[Set problem]: Retype all of the data exactly as given.

[Materials provided]:
"""

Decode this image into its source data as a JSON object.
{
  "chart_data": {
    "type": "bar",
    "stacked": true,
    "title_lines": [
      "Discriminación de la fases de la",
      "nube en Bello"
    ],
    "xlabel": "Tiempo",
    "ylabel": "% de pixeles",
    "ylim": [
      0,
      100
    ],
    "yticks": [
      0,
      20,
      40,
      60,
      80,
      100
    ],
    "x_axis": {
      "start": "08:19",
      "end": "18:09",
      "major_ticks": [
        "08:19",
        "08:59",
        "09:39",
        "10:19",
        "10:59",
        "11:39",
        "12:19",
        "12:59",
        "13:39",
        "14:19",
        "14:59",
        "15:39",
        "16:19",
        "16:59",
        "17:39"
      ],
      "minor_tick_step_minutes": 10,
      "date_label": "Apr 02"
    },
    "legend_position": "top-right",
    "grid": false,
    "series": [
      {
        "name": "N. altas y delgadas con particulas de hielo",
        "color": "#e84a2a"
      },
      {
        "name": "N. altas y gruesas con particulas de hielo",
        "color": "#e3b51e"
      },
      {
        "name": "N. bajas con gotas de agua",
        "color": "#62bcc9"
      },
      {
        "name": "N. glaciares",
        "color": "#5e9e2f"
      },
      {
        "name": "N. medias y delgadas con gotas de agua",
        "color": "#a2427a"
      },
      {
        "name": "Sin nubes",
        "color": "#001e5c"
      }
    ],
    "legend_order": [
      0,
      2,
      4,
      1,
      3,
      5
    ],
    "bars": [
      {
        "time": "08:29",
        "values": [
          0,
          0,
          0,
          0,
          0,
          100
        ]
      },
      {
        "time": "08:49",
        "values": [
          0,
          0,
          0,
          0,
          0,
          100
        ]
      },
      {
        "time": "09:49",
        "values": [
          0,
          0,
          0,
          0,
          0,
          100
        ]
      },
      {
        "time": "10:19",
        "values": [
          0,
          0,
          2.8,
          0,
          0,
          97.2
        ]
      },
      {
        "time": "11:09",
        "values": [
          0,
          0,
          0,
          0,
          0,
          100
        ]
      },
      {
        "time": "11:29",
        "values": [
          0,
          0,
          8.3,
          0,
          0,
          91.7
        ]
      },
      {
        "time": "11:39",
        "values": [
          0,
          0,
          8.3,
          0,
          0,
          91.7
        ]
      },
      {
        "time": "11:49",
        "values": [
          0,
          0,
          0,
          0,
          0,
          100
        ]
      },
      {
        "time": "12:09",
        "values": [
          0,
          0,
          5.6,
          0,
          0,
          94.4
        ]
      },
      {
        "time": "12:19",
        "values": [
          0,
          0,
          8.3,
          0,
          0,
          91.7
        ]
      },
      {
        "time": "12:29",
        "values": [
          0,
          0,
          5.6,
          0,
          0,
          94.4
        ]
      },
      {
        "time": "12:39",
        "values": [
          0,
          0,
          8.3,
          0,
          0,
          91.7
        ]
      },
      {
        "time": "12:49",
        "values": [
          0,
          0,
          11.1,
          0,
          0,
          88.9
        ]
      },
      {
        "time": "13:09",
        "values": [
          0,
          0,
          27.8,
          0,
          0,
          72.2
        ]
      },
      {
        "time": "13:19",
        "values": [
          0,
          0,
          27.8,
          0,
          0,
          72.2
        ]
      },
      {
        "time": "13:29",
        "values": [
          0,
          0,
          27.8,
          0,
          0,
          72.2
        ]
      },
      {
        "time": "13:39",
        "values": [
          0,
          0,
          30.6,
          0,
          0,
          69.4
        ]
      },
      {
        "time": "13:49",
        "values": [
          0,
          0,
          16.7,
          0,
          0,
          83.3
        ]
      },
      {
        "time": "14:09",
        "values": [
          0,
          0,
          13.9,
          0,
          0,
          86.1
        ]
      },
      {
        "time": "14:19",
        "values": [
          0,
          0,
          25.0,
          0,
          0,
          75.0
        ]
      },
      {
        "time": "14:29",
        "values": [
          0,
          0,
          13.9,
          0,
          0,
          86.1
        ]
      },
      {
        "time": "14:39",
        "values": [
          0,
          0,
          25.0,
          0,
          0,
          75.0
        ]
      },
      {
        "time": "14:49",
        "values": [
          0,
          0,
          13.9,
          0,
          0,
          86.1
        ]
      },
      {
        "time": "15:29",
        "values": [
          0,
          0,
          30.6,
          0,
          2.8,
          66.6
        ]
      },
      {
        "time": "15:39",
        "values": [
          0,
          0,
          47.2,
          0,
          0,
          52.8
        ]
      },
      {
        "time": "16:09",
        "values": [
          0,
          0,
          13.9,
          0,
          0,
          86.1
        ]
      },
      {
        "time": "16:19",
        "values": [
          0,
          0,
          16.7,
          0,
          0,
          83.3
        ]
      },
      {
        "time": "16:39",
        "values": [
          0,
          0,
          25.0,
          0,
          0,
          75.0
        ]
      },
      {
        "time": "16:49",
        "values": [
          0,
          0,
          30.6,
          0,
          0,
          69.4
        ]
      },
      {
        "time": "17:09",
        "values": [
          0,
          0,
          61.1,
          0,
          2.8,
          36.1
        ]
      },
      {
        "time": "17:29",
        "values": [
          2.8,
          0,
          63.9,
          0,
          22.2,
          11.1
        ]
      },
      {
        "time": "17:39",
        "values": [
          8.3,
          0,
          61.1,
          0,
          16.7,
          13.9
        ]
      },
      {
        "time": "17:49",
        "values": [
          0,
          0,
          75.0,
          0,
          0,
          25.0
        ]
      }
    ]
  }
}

"""

[Right answer]:
Decode this image into its source data as a JSON object.
{
  "chart_data": {
    "type": "bar",
    "stacked": true,
    "title_lines": [
      "Discriminación de la fases de la",
      "nube en Bello"
    ],
    "xlabel": "Tiempo",
    "ylabel": "% de pixeles",
    "ylim": [
      0,
      100
    ],
    "yticks": [
      0,
      20,
      40,
      60,
      80,
      100
    ],
    "x_axis": {
      "start": "08:19",
      "end": "18:09",
      "major_ticks": [
        "08:19",
        "08:59",
        "09:39",
        "10:19",
        "10:59",
        "11:39",
        "12:19",
        "12:59",
        "13:39",
        "14:19",
        "14:59",
        "15:39",
        "16:19",
        "16:59",
        "17:39"
      ],
      "minor_tick_step_minutes": 10,
      "date_label": "Apr 02"
    },
    "legend_position": "top-right",
    "grid": false,
    "series": [
      {
        "name": "N. altas y delgadas con particulas de hielo",
        "color": "#e84a2a"
      },
      {
        "name": "N. altas y gruesas con particulas de hielo",
        "color": "#e3b51e"
      },
      {
        "name": "N. bajas con gotas de agua",
        "color": "#62bcc9"
      },
      {
        "name": "N. glaciares",
        "color": "#5e9e2f"
      },
      {
        "name": "N. medias y delgadas con gotas de agua",
        "color": "#a2427a"
      },
      {
        "name": "Sin nubes",
        "color": "#001e5c"
      }
    ],
    "legend_order": [
      0,
      2,
      4,
      1,
      3,
      5
    ],
    "bars": [
      {
        "time": "08:29",
        "values": [
          0,
          0,
          0,
          0,
          0,
          100
        ]
      },
      {
        "time": "08:49",
        "values": [
          0,
          0,
          0,
          0,
          0,
          100
        ]
      },
      {
        "time": "09:49",
        "values": [
          0,
          0,
          0,
          0,
          0,
          100
        ]
      },
      {
        "time": "10:19",
        "values": [
          0,
          0,
          2.8,
          0,
          0,
          97.2
        ]
      },
      {
        "time": "11:09",
        "values": [
          0,
          0,
          0,
          0,
          0,
          100
        ]
      },
      {
        "time": "11:29",
        "values": [
          0,
          0,
          8.3,
          0,
          0,
          91.7
        ]
      },
      {
        "time": "11:39",
        "values": [
          0,
          0,
          8.3,
          0,
          0,
          91.7
        ]
      },
      {
        "time": "11:49",
        "values": [
          0,
          0,
          0,
          0,
          0,
          100
        ]
      },
      {
        "time": "12:09",
        "values": [
          0,
          0,
          5.6,
          0,
          0,
          94.4
        ]
      },
      {
        "time": "12:19",
        "values": [
          0,
          0,
          8.3,
          0,
          0,
          91.7
        ]
      },
      {
        "time": "12:29",
        "values": [
          0,
          0,
          5.6,
          0,
          0,
          94.4
        ]
      },
      {
        "time": "12:39",
        "values": [
          0,
          0,
          8.3,
          0,
          0,
          91.7
        ]
      },
      {
        "time": "12:49",
        "values": [
          0,
          0,
          11.1,
          0,
          0,
          88.9
        ]
      },
      {
        "time": "13:09",
        "values": [
          0,
          0,
          27.8,
          0,
          0,
          72.2
        ]
      },
      {
        "time": "13:19",
        "values": [
          0,
          0,
          27.8,
          0,
          0,
          72.2
        ]
      },
      {
        "time": "13:29",
        "values": [
          0,
          0,
          27.8,
          0,
          0,
          72.2
        ]
      },
      {
        "time": "13:39",
        "values": [
          0,
          0,
          30.6,
          0,
          0,
          69.4
        ]
      },
      {
        "time": "13:49",
        "values": [
          0,
          0,
          16.7,
          0,
          0,
          83.3
        ]
      },
      {
        "time": "14:09",
        "values": [
          0,
          0,
          13.9,
          0,
          0,
          86.1
        ]
      },
      {
        "time": "14:19",
        "values": [
          0,
          0,
          25.0,
          0,
          0,
          75.0
        ]
      },
      {
        "time": "14:29",
        "values": [
          0,
          0,
          13.9,
          0,
          0,
          86.1
        ]
      },
      {
        "time": "14:39",
        "values": [
          0,
          0,
          25.0,
          0,
          0,
          75.0
        ]
      },
      {
        "time": "14:49",
        "values": [
          0,
          0,
          13.9,
          0,
          0,
          86.1
        ]
      },
      {
        "time": "15:29",
        "values": [
          0,
          0,
          30.6,
          0,
          2.8,
          66.6
        ]
      },
      {
        "time": "15:39",
        "values": [
          0,
          0,
          47.2,
          0,
          0,
          52.8
        ]
      },
      {
        "time": "16:09",
        "values": [
          0,
          0,
          13.9,
          0,
          0,
          86.1
        ]
      },
      {
        "time": "16:19",
        "values": [
          0,
          0,
          16.7,
          0,
          0,
          83.3
        ]
      },
      {
        "time": "16:39",
        "values": [
          0,
          0,
          25.0,
          0,
          0,
          75.0
        ]
      },
      {
        "time": "16:49",
        "values": [
          0,
          0,
          30.6,
          0,
          0,
          69.4
        ]
      },
      {
        "time": "17:09",
        "values": [
          0,
          0,
          61.1,
          0,
          2.8,
          36.1
        ]
      },
      {
        "time": "17:29",
        "values": [
          2.8,
          0,
          63.9,
          0,
          22.2,
          11.1
        ]
      },
      {
        "time": "17:39",
        "values": [
          8.3,
          0,
          61.1,
          0,
          16.7,
          13.9
        ]
      },
      {
        "time": "17:49",
        "values": [
          0,
          0,
          75.0,
          0,
          0,
          25.0
        ]
      }
    ]
  }
}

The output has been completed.